Material:
##########

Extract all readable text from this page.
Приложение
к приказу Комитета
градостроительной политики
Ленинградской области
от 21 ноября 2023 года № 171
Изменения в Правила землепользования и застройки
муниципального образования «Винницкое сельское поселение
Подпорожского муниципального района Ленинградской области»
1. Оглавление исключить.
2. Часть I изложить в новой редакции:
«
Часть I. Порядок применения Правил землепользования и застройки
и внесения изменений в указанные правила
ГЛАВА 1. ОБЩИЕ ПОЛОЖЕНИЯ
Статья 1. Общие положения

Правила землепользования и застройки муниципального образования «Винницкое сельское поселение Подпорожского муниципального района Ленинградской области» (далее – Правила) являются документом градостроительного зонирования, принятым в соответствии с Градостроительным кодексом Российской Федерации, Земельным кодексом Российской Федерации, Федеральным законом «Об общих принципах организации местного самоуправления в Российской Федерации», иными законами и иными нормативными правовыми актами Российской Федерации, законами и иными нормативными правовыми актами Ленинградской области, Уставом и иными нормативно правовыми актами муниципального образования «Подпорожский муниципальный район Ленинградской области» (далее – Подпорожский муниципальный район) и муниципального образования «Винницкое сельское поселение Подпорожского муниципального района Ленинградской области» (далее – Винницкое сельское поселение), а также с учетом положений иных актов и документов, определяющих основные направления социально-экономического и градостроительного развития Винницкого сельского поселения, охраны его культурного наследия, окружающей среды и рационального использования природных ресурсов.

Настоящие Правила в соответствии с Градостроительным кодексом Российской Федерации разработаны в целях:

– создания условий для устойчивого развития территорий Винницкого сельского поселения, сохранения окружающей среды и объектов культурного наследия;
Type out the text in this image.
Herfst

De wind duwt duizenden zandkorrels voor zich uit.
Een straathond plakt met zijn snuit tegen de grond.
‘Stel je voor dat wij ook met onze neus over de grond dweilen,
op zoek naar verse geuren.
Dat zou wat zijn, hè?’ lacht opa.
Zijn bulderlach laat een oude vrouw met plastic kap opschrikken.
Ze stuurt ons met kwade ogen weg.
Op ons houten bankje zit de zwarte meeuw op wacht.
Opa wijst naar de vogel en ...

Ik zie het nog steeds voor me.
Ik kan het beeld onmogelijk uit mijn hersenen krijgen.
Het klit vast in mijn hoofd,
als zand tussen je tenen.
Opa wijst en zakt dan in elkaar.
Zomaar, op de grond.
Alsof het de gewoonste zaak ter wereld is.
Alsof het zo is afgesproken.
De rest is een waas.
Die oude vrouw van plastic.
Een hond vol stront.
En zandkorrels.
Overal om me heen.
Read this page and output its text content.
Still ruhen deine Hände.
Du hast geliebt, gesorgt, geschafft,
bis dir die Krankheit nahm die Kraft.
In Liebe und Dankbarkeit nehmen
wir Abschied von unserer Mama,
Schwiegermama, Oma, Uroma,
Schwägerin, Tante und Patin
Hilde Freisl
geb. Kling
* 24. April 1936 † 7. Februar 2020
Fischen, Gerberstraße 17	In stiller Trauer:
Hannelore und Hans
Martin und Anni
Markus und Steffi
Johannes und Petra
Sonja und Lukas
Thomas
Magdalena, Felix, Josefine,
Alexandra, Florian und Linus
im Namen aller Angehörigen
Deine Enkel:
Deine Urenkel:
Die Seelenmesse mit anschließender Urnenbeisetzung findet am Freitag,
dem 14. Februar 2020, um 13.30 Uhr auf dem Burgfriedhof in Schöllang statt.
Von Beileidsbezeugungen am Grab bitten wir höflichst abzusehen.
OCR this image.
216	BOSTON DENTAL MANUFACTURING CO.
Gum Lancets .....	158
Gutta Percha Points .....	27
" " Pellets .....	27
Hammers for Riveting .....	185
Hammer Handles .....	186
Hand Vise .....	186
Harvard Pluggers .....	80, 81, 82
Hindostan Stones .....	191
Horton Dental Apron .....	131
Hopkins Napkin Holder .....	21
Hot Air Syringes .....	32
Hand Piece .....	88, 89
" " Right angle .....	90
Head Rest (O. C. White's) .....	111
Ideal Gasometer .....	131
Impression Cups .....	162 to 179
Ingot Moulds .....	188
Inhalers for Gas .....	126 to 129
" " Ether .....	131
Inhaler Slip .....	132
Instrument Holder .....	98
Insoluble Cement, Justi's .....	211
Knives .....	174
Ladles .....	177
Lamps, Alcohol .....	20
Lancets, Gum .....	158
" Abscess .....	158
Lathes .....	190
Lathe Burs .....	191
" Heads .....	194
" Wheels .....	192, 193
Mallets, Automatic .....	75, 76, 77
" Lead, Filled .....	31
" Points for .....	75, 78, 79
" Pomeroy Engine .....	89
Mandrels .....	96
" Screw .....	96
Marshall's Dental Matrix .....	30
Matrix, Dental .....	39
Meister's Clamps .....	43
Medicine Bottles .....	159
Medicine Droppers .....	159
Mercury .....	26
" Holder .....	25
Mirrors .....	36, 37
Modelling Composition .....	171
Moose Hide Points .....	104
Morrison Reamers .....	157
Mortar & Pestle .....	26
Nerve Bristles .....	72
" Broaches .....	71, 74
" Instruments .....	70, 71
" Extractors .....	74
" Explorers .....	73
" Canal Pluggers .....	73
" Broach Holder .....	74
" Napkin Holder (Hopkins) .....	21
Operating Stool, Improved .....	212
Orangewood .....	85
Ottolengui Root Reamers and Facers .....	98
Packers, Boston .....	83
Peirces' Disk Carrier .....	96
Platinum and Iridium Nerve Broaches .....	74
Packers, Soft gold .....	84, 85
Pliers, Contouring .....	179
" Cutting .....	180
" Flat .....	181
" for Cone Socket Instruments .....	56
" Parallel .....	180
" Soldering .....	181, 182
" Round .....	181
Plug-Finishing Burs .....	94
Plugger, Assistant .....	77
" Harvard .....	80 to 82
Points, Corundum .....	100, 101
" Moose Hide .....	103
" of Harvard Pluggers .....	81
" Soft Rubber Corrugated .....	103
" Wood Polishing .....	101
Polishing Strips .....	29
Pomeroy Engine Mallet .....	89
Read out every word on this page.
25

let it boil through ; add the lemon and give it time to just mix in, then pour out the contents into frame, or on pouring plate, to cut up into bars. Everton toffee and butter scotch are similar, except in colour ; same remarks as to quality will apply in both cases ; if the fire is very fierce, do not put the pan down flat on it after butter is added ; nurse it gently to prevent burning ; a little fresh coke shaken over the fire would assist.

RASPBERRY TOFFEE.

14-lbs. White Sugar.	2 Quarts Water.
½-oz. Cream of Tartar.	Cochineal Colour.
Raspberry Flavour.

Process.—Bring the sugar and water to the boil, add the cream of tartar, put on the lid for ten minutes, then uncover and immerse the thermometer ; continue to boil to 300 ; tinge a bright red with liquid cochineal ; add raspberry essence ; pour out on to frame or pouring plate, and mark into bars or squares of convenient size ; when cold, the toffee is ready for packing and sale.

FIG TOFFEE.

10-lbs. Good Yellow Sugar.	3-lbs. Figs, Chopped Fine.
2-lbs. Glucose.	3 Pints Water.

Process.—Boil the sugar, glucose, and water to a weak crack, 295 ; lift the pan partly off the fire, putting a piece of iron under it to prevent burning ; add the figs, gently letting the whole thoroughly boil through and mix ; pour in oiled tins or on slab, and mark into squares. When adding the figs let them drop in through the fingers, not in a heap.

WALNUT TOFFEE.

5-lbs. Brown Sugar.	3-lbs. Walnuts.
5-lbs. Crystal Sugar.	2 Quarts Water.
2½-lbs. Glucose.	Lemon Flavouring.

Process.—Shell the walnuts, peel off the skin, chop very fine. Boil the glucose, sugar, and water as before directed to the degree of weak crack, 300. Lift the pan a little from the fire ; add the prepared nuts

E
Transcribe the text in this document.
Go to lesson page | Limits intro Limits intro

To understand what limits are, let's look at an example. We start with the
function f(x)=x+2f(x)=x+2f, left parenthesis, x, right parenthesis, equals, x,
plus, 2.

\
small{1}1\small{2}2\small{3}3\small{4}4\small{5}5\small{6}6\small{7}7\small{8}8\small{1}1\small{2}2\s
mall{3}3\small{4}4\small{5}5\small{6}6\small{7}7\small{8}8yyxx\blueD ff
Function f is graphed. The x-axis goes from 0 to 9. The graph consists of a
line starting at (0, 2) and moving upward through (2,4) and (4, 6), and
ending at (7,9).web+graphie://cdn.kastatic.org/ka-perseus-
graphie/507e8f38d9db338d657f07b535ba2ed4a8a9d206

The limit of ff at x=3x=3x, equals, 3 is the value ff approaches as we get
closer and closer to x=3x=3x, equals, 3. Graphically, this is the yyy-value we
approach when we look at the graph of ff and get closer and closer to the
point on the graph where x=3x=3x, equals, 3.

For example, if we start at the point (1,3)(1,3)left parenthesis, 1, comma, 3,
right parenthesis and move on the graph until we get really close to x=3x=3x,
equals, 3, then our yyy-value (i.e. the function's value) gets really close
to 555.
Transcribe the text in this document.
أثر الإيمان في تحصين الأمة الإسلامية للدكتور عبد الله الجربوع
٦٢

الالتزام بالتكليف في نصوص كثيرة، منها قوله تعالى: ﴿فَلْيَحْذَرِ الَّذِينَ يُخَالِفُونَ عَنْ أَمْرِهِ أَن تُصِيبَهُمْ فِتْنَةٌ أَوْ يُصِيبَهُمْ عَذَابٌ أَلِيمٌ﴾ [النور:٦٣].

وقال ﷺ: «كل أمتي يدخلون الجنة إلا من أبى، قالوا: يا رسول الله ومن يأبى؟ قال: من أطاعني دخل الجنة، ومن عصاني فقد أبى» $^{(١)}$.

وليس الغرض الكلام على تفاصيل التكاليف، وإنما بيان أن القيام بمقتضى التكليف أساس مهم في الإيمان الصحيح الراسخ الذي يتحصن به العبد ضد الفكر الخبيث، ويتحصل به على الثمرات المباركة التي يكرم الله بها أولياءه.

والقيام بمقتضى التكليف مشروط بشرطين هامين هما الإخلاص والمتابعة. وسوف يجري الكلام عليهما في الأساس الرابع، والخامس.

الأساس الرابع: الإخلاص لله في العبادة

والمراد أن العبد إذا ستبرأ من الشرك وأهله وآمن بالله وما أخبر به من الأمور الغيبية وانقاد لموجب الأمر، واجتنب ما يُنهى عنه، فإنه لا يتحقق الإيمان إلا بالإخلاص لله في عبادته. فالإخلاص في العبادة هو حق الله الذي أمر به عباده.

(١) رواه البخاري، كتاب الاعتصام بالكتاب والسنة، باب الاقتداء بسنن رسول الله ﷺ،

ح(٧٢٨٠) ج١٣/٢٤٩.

##########

Directions: Pick out every line above that holds the word "Alsof" and copy it.

Response to this exercise:
Alsof het de gewoonste zaak ter wereld is.
Alsof het zo is afgesproken.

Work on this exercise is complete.